*Work to complete*: Transcribe the records that follow. Keep every word exactly, and drop the pictures.

======

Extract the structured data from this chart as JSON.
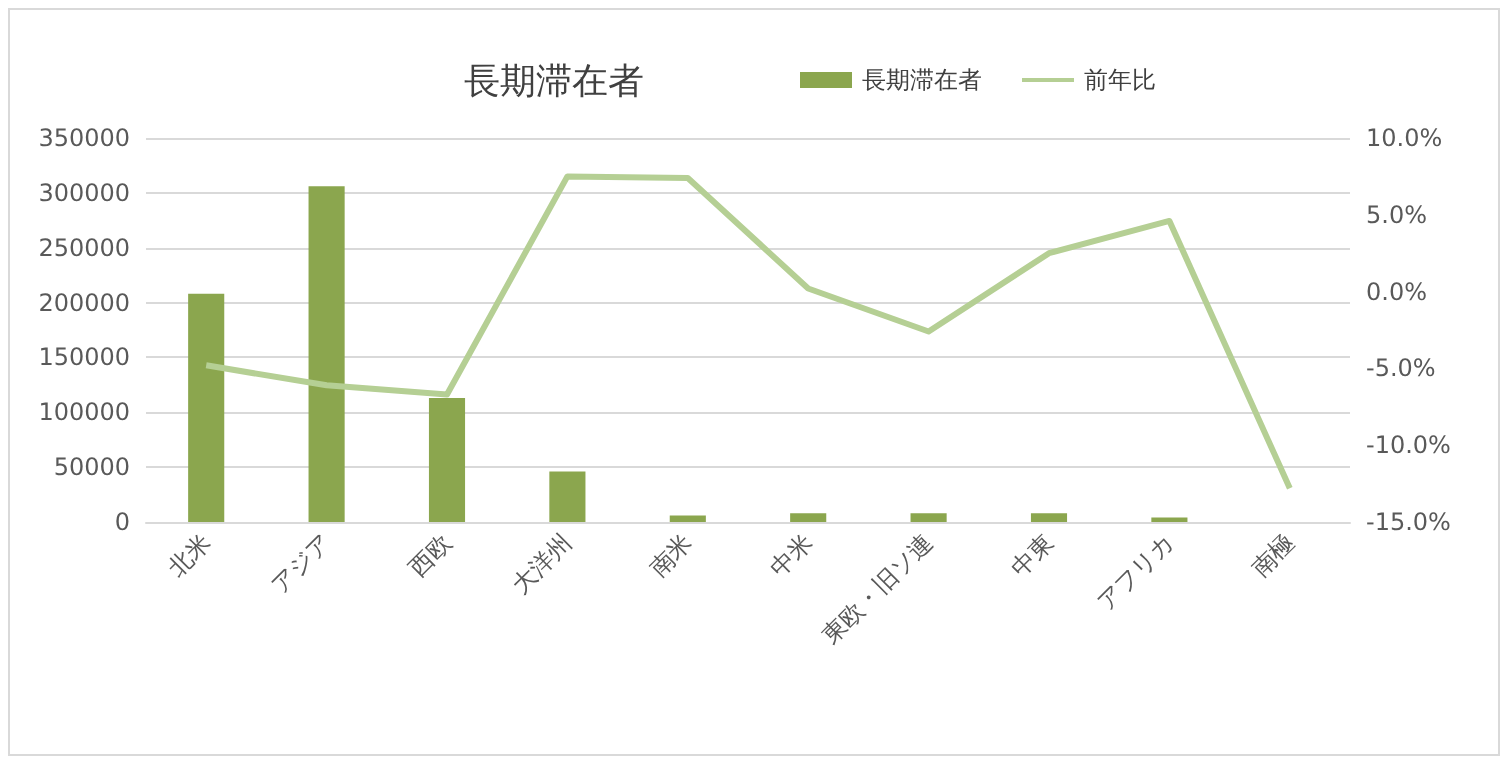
{
  "chart_data": {
    "type": "bar",
    "title": "長期滞在者",
    "categories": [
      "北米",
      "アジア",
      "西欧",
      "大洋州",
      "南米",
      "中米",
      "東欧・旧ソ連",
      "中東",
      "アフリカ",
      "南極"
    ],
    "series": [
      {
        "name": "長期滞在者",
        "color": "#8ba64e",
        "values": [
          208000,
          306000,
          113000,
          46000,
          6000,
          8000,
          8000,
          8000,
          4000,
          0
        ]
      },
      {
        "name": "前年比",
        "type": "line",
        "axis": "y2",
        "color": "#b5cf94",
        "values": [
          -4.8,
          -6.1,
          -6.7,
          7.5,
          7.4,
          0.2,
          -2.6,
          2.5,
          4.6,
          -12.8
        ]
      }
    ],
    "ylim": [
      0,
      350000
    ],
    "yticks": [
      0,
      50000,
      100000,
      150000,
      200000,
      250000,
      300000,
      350000
    ],
    "y2lim": [
      -15,
      10
    ],
    "y2ticks": [
      {
        "value": -15,
        "label": "-15.0%"
      },
      {
        "value": -10,
        "label": "-10.0%"
      },
      {
        "value": -5,
        "label": "-5.0%"
      },
      {
        "value": 0,
        "label": "0.0%"
      },
      {
        "value": 5,
        "label": "5.0%"
      },
      {
        "value": 10,
        "label": "10.0%"
      }
    ],
    "grid": "y",
    "legend": "top right",
    "marker": "none"
  }
}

======

*Task solution*:
Extract the structured data from this chart as JSON.
{
  "chart_data": {
    "type": "bar",
    "title": "長期滞在者",
    "categories": [
      "北米",
      "アジア",
      "西欧",
      "大洋州",
      "南米",
      "中米",
      "東欧・旧ソ連",
      "中東",
      "アフリカ",
      "南極"
    ],
    "series": [
      {
        "name": "長期滞在者",
        "color": "#8ba64e",
        "values": [
          208000,
          306000,
          113000,
          46000,
          6000,
          8000,
          8000,
          8000,
          4000,
          0
        ]
      },
      {
        "name": "前年比",
        "type": "line",
        "axis": "y2",
        "color": "#b5cf94",
        "values": [
          -4.8,
          -6.1,
          -6.7,
          7.5,
          7.4,
          0.2,
          -2.6,
          2.5,
          4.6,
          -12.8
        ]
      }
    ],
    "ylim": [
      0,
      350000
    ],
    "yticks": [
      0,
      50000,
      100000,
      150000,
      200000,
      250000,
      300000,
      350000
    ],
    "y2lim": [
      -15,
      10
    ],
    "y2ticks": [
      {
        "value": -15,
        "label": "-15.0%"
      },
      {
        "value": -10,
        "label": "-10.0%"
      },
      {
        "value": -5,
        "label": "-5.0%"
      },
      {
        "value": 0,
        "label": "0.0%"
      },
      {
        "value": 5,
        "label": "5.0%"
      },
      {
        "value": 10,
        "label": "10.0%"
      }
    ],
    "grid": "y",
    "legend": "top right",
    "marker": "none"
  }
}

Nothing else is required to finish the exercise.